• WRITTEN REQUEST
Transcribe the records that follow in their entirety, omitting any pictures.
○ ○ ○ ○ ○ ○ ○
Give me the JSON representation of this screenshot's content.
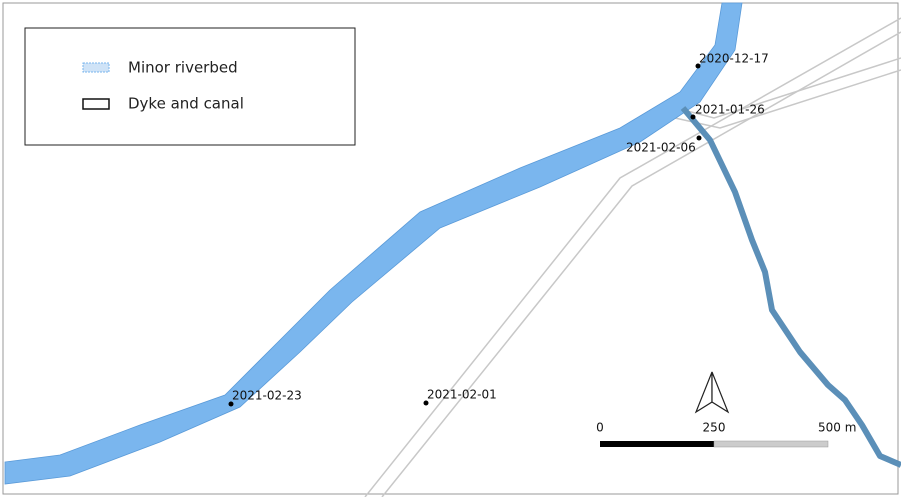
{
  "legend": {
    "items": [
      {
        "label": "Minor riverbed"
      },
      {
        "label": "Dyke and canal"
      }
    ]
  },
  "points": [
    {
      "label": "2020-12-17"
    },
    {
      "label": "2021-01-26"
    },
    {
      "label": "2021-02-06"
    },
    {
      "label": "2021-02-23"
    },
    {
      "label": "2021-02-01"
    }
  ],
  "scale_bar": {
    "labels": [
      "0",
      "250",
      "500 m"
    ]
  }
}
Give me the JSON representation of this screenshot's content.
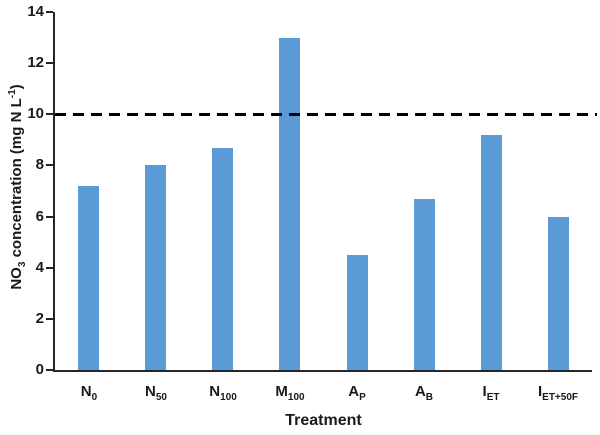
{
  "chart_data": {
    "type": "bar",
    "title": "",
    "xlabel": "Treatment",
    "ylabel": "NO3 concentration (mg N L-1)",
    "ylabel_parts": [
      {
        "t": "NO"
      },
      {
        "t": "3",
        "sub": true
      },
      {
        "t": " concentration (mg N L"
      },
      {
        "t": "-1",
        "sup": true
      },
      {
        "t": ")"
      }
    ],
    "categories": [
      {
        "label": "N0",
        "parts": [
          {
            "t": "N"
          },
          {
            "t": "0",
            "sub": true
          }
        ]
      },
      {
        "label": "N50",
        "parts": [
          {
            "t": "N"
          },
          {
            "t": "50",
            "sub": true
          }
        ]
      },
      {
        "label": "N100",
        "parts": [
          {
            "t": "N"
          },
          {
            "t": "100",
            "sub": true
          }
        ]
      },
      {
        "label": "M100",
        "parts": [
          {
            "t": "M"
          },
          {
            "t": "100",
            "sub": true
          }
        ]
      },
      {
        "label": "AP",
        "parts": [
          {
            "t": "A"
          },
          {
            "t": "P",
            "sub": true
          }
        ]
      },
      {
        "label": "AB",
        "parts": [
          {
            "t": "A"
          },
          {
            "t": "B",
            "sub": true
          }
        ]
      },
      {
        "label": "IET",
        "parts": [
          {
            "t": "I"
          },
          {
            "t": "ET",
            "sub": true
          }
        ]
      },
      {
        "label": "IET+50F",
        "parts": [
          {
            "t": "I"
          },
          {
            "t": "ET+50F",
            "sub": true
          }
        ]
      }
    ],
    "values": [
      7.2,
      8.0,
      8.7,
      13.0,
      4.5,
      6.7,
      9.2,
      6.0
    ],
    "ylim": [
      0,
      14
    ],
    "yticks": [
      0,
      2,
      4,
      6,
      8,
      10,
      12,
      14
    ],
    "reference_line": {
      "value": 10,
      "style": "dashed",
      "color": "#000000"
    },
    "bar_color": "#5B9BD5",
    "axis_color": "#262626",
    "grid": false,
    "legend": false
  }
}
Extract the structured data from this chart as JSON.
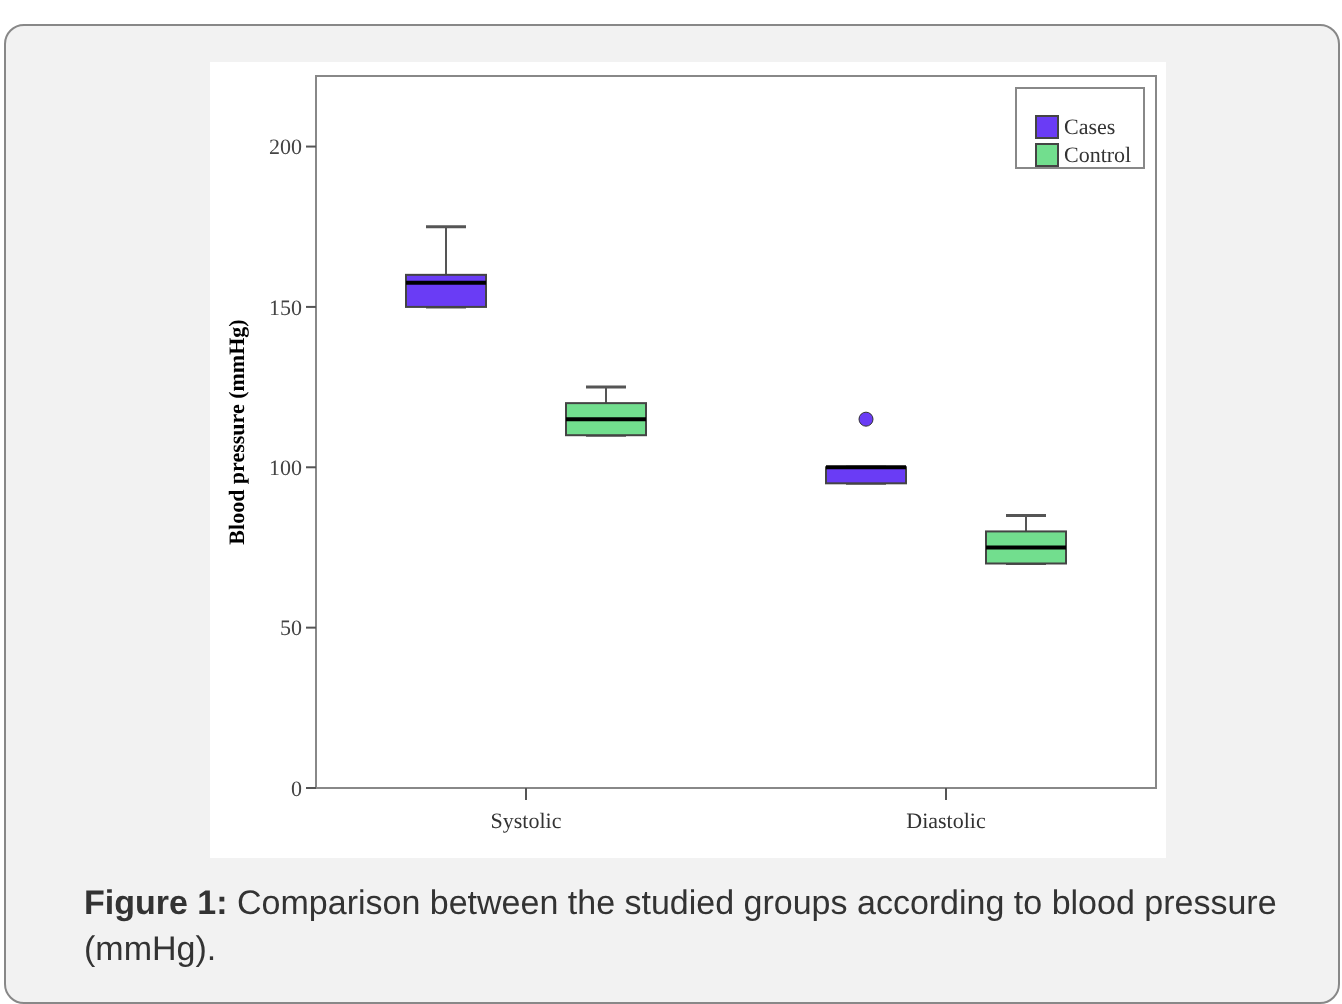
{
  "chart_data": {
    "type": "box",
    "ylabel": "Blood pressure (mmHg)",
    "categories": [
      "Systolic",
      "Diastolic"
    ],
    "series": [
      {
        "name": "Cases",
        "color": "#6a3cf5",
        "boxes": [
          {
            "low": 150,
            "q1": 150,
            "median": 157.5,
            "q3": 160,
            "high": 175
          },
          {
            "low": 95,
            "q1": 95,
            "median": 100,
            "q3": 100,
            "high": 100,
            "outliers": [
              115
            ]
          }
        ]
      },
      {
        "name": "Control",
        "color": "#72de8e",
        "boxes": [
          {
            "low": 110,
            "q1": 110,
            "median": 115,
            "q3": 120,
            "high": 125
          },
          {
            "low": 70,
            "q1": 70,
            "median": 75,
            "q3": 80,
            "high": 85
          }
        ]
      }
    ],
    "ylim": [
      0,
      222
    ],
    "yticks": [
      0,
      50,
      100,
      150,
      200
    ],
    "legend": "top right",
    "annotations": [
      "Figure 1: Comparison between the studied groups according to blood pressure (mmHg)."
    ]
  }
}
○ ○ ○ ○ ○ ○ ○
• WORKED ANSWER
Give me the JSON representation of this screenshot's content.
{
  "legend": {
    "items": [
      {
        "label": "Minor riverbed"
      },
      {
        "label": "Dyke and canal"
      }
    ]
  },
  "points": [
    {
      "label": "2020-12-17"
    },
    {
      "label": "2021-01-26"
    },
    {
      "label": "2021-02-06"
    },
    {
      "label": "2021-02-23"
    },
    {
      "label": "2021-02-01"
    }
  ],
  "scale_bar": {
    "labels": [
      "0",
      "250",
      "500 m"
    ]
  }
}
Give me the JSON representation of this screenshot's content.
{
  "chart_data": {
    "type": "bar",
    "title": "",
    "xlabel": "Treatment",
    "ylabel": "NO3 concentration (mg N L-1)",
    "ylabel_parts": [
      {
        "t": "NO"
      },
      {
        "t": "3",
        "sub": true
      },
      {
        "t": " concentration (mg N L"
      },
      {
        "t": "-1",
        "sup": true
      },
      {
        "t": ")"
      }
    ],
    "categories": [
      {
        "label": "N0",
        "parts": [
          {
            "t": "N"
          },
          {
            "t": "0",
            "sub": true
          }
        ]
      },
      {
        "label": "N50",
        "parts": [
          {
            "t": "N"
          },
          {
            "t": "50",
            "sub": true
          }
        ]
      },
      {
        "label": "N100",
        "parts": [
          {
            "t": "N"
          },
          {
            "t": "100",
            "sub": true
          }
        ]
      },
      {
        "label": "M100",
        "parts": [
          {
            "t": "M"
          },
          {
            "t": "100",
            "sub": true
          }
        ]
      },
      {
        "label": "AP",
        "parts": [
          {
            "t": "A"
          },
          {
            "t": "P",
            "sub": true
          }
        ]
      },
      {
        "label": "AB",
        "parts": [
          {
            "t": "A"
          },
          {
            "t": "B",
            "sub": true
          }
        ]
      },
      {
        "label": "IET",
        "parts": [
          {
            "t": "I"
          },
          {
            "t": "ET",
            "sub": true
          }
        ]
      },
      {
        "label": "IET+50F",
        "parts": [
          {
            "t": "I"
          },
          {
            "t": "ET+50F",
            "sub": true
          }
        ]
      }
    ],
    "values": [
      7.2,
      8.0,
      8.7,
      13.0,
      4.5,
      6.7,
      9.2,
      6.0
    ],
    "ylim": [
      0,
      14
    ],
    "yticks": [
      0,
      2,
      4,
      6,
      8,
      10,
      12,
      14
    ],
    "reference_line": {
      "value": 10,
      "style": "dashed",
      "color": "#000000"
    },
    "bar_color": "#5B9BD5",
    "axis_color": "#262626",
    "grid": false,
    "legend": false
  }
}
Extract the structured data from this chart as JSON.
{
  "chart_data": {
    "type": "box",
    "ylabel": "Blood pressure (mmHg)",
    "categories": [
      "Systolic",
      "Diastolic"
    ],
    "series": [
      {
        "name": "Cases",
        "color": "#6a3cf5",
        "boxes": [
          {
            "low": 150,
            "q1": 150,
            "median": 157.5,
            "q3": 160,
            "high": 175
          },
          {
            "low": 95,
            "q1": 95,
            "median": 100,
            "q3": 100,
            "high": 100,
            "outliers": [
              115
            ]
          }
        ]
      },
      {
        "name": "Control",
        "color": "#72de8e",
        "boxes": [
          {
            "low": 110,
            "q1": 110,
            "median": 115,
            "q3": 120,
            "high": 125
          },
          {
            "low": 70,
            "q1": 70,
            "median": 75,
            "q3": 80,
            "high": 85
          }
        ]
      }
    ],
    "ylim": [
      0,
      222
    ],
    "yticks": [
      0,
      50,
      100,
      150,
      200
    ],
    "legend": "top right",
    "annotations": [
      "Figure 1: Comparison between the studied groups according to blood pressure (mmHg)."
    ]
  }
}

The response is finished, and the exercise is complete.